# START OF LISTED ENTRIES
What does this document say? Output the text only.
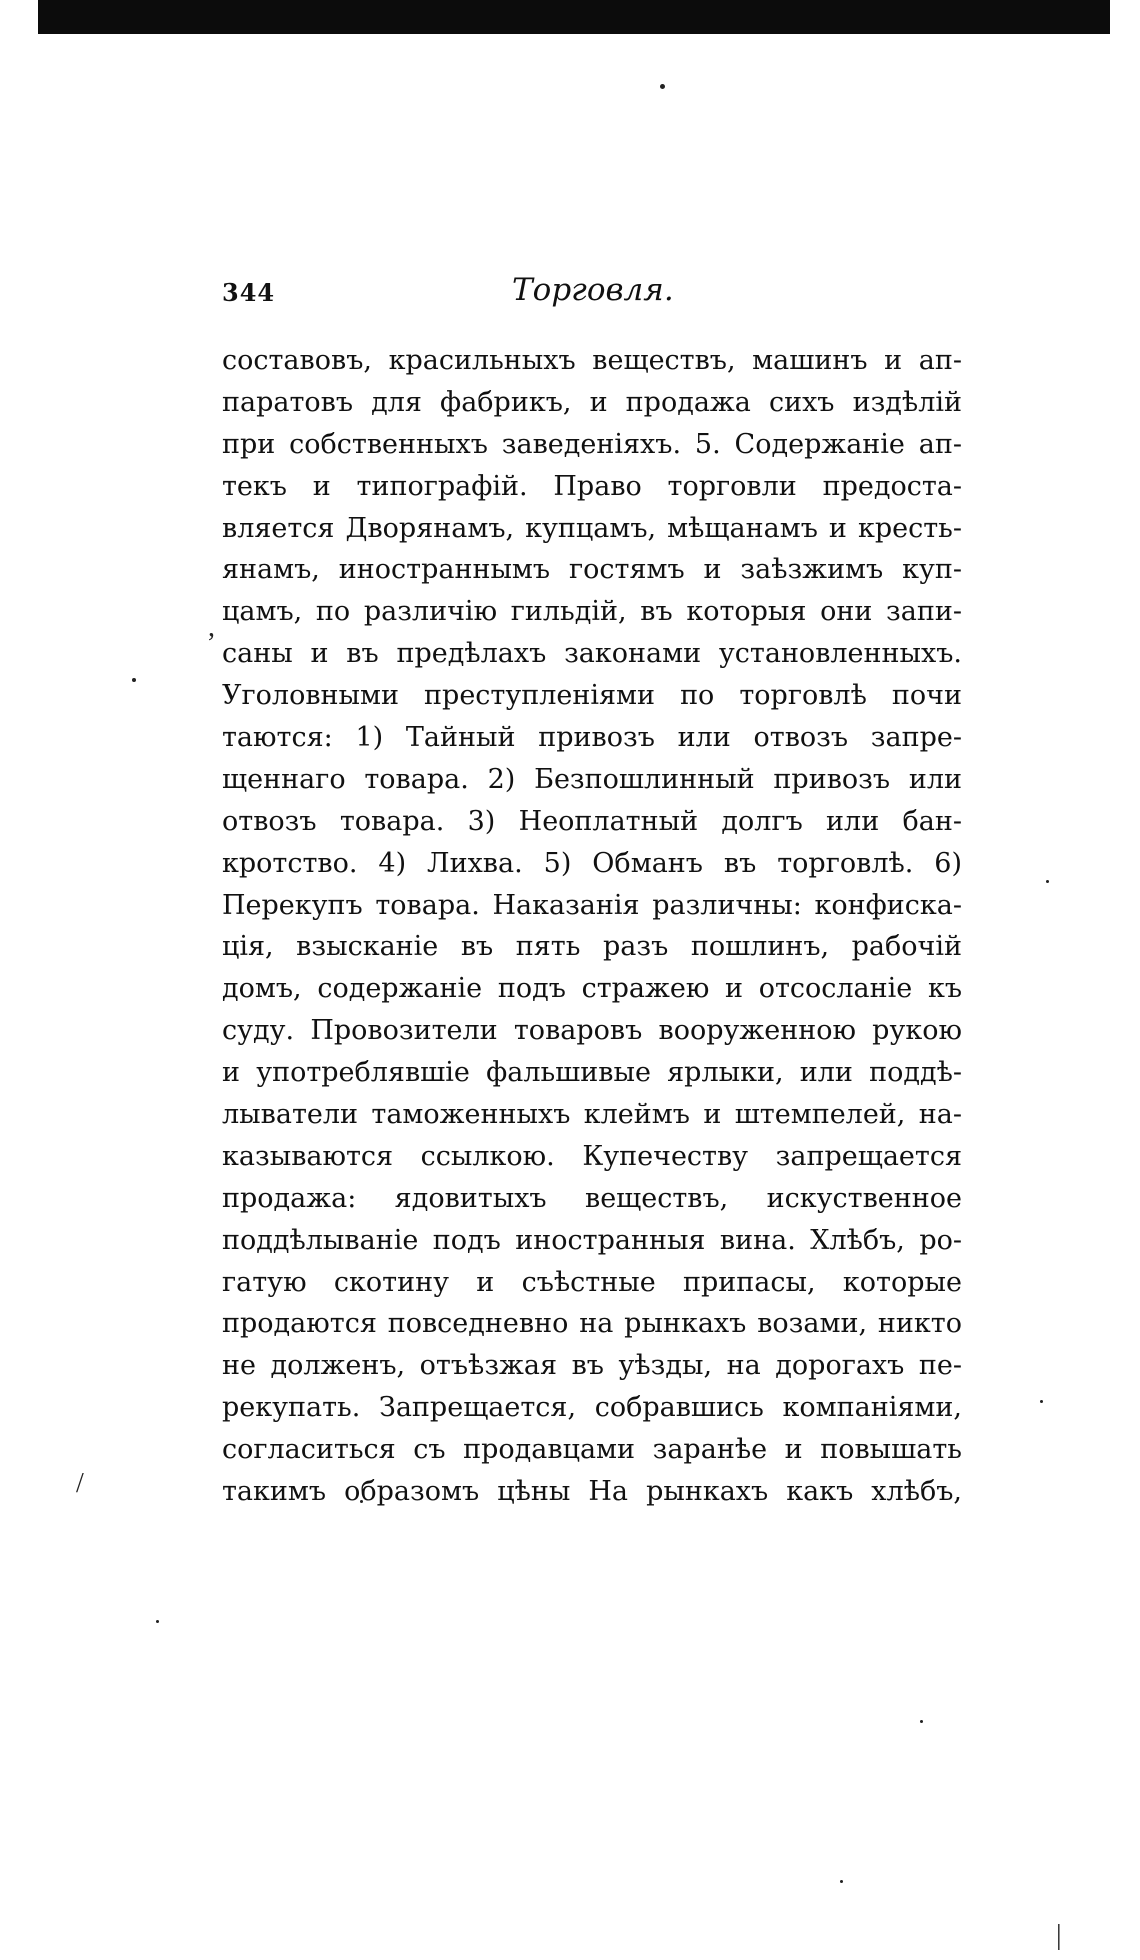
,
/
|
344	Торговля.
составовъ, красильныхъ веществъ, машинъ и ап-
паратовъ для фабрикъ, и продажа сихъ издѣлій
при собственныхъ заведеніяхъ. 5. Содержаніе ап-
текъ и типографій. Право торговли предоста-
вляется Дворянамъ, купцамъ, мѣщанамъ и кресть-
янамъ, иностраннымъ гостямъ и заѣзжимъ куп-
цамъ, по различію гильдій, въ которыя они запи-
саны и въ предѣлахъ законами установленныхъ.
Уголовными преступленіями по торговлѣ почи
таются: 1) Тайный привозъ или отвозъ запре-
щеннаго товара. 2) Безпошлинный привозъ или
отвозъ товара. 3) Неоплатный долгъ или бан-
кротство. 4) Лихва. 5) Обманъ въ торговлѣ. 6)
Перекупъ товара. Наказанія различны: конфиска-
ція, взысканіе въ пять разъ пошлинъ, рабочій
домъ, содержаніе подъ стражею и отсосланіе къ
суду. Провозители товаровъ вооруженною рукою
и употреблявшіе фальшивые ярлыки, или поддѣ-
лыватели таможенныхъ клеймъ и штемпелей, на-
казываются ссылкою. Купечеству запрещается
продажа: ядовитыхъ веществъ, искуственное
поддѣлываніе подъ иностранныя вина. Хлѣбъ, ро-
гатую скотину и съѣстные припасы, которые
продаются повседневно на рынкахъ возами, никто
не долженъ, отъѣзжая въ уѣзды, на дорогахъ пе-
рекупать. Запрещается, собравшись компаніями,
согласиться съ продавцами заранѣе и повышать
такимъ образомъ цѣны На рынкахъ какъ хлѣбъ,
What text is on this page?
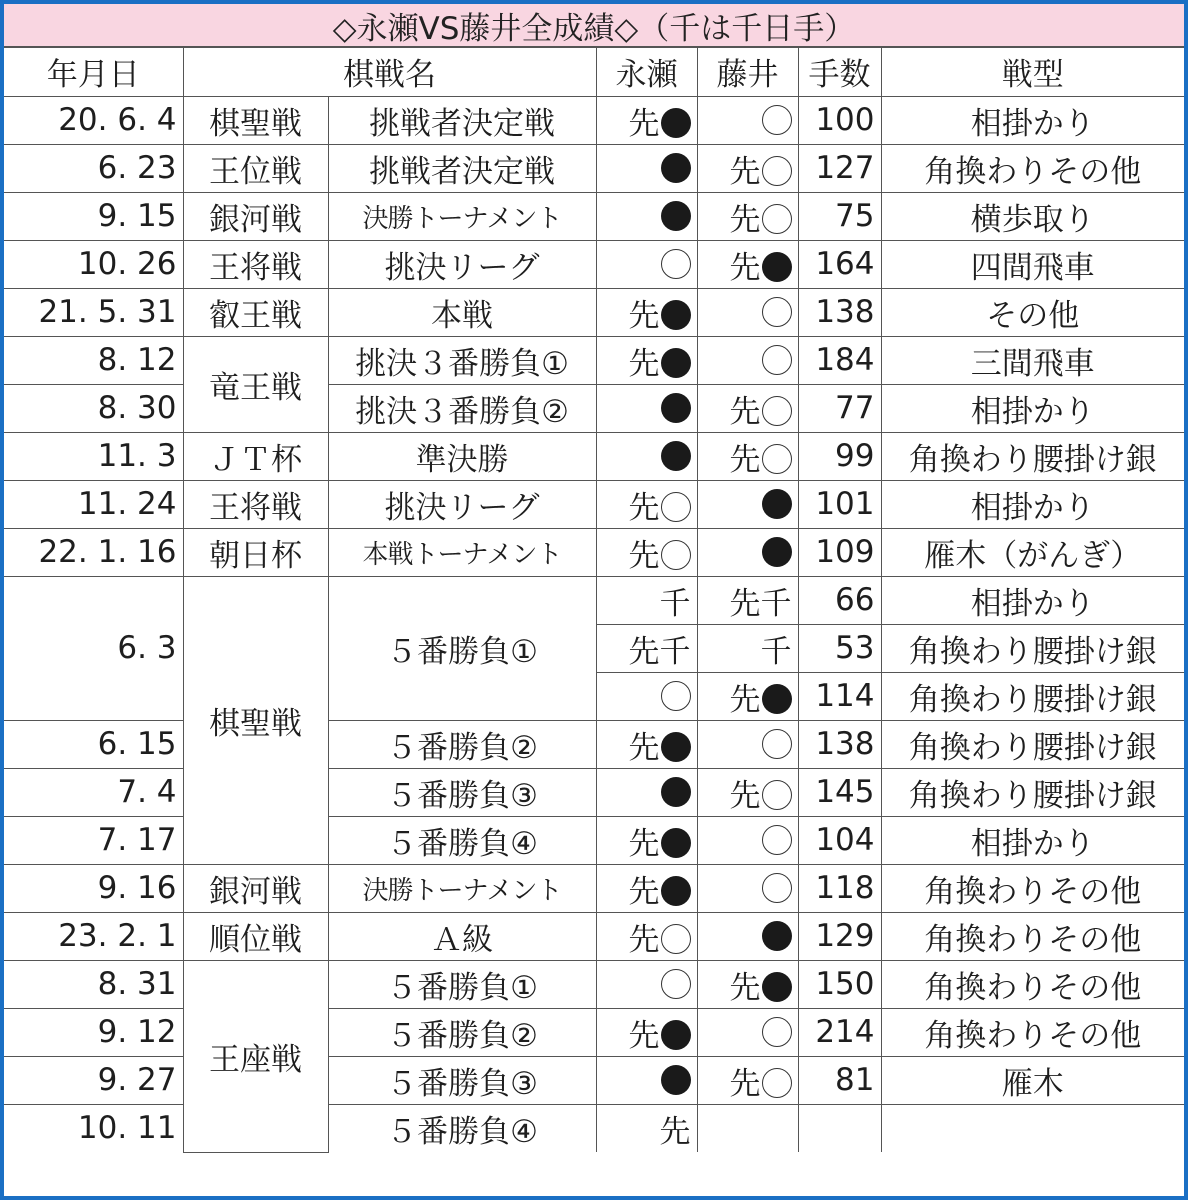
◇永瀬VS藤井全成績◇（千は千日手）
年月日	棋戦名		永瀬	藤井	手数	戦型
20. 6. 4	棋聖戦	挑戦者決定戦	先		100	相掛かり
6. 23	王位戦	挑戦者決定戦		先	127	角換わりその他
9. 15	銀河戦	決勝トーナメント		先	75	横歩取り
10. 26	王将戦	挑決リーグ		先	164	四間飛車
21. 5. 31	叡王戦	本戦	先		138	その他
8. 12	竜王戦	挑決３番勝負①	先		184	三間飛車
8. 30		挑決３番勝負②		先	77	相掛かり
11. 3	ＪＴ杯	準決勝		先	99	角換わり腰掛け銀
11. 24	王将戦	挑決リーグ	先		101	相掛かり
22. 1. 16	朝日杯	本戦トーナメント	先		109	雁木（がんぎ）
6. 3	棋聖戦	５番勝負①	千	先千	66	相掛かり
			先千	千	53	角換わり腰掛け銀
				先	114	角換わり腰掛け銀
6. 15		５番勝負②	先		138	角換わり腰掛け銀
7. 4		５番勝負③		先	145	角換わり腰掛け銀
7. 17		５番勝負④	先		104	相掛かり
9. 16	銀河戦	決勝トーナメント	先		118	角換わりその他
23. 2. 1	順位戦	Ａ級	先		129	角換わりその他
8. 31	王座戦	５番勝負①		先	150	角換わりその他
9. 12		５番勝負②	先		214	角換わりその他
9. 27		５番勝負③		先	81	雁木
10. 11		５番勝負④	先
# END OF LISTED ENTRIES
WORK REQUIRED →
Every record above should come back exactly, but without its pictures.

RESULT →
What does this document say? Output the text only.
,
/
|
344	Торговля.
составовъ, красильныхъ веществъ, машинъ и ап-
паратовъ для фабрикъ, и продажа сихъ издѣлій
при собственныхъ заведеніяхъ. 5. Содержаніе ап-
текъ и типографій. Право торговли предоста-
вляется Дворянамъ, купцамъ, мѣщанамъ и кресть-
янамъ, иностраннымъ гостямъ и заѣзжимъ куп-
цамъ, по различію гильдій, въ которыя они запи-
саны и въ предѣлахъ законами установленныхъ.
Уголовными преступленіями по торговлѣ почи
таются: 1) Тайный привозъ или отвозъ запре-
щеннаго товара. 2) Безпошлинный привозъ или
отвозъ товара. 3) Неоплатный долгъ или бан-
кротство. 4) Лихва. 5) Обманъ въ торговлѣ. 6)
Перекупъ товара. Наказанія различны: конфиска-
ція, взысканіе въ пять разъ пошлинъ, рабочій
домъ, содержаніе подъ стражею и отсосланіе къ
суду. Провозители товаровъ вооруженною рукою
и употреблявшіе фальшивые ярлыки, или поддѣ-
лыватели таможенныхъ клеймъ и штемпелей, на-
казываются ссылкою. Купечеству запрещается
продажа: ядовитыхъ веществъ, искуственное
поддѣлываніе подъ иностранныя вина. Хлѣбъ, ро-
гатую скотину и съѣстные припасы, которые
продаются повседневно на рынкахъ возами, никто
не долженъ, отъѣзжая въ уѣзды, на дорогахъ пе-
рекупать. Запрещается, собравшись компаніями,
согласиться съ продавцами заранѣе и повышать
такимъ образомъ цѣны На рынкахъ какъ хлѣбъ,
What text is on this page?
◇永瀬VS藤井全成績◇（千は千日手）
年月日	棋戦名		永瀬	藤井	手数	戦型
20. 6. 4	棋聖戦	挑戦者決定戦	先		100	相掛かり
6. 23	王位戦	挑戦者決定戦		先	127	角換わりその他
9. 15	銀河戦	決勝トーナメント		先	75	横歩取り
10. 26	王将戦	挑決リーグ		先	164	四間飛車
21. 5. 31	叡王戦	本戦	先		138	その他
8. 12	竜王戦	挑決３番勝負①	先		184	三間飛車
8. 30		挑決３番勝負②		先	77	相掛かり
11. 3	ＪＴ杯	準決勝		先	99	角換わり腰掛け銀
11. 24	王将戦	挑決リーグ	先		101	相掛かり
22. 1. 16	朝日杯	本戦トーナメント	先		109	雁木（がんぎ）
6. 3	棋聖戦	５番勝負①	千	先千	66	相掛かり
			先千	千	53	角換わり腰掛け銀
				先	114	角換わり腰掛け銀
6. 15		５番勝負②	先		138	角換わり腰掛け銀
7. 4		５番勝負③		先	145	角換わり腰掛け銀
7. 17		５番勝負④	先		104	相掛かり
9. 16	銀河戦	決勝トーナメント	先		118	角換わりその他
23. 2. 1	順位戦	Ａ級	先		129	角換わりその他
8. 31	王座戦	５番勝負①		先	150	角換わりその他
9. 12		５番勝負②	先		214	角換わりその他
9. 27		５番勝負③		先	81	雁木
10. 11		５番勝負④	先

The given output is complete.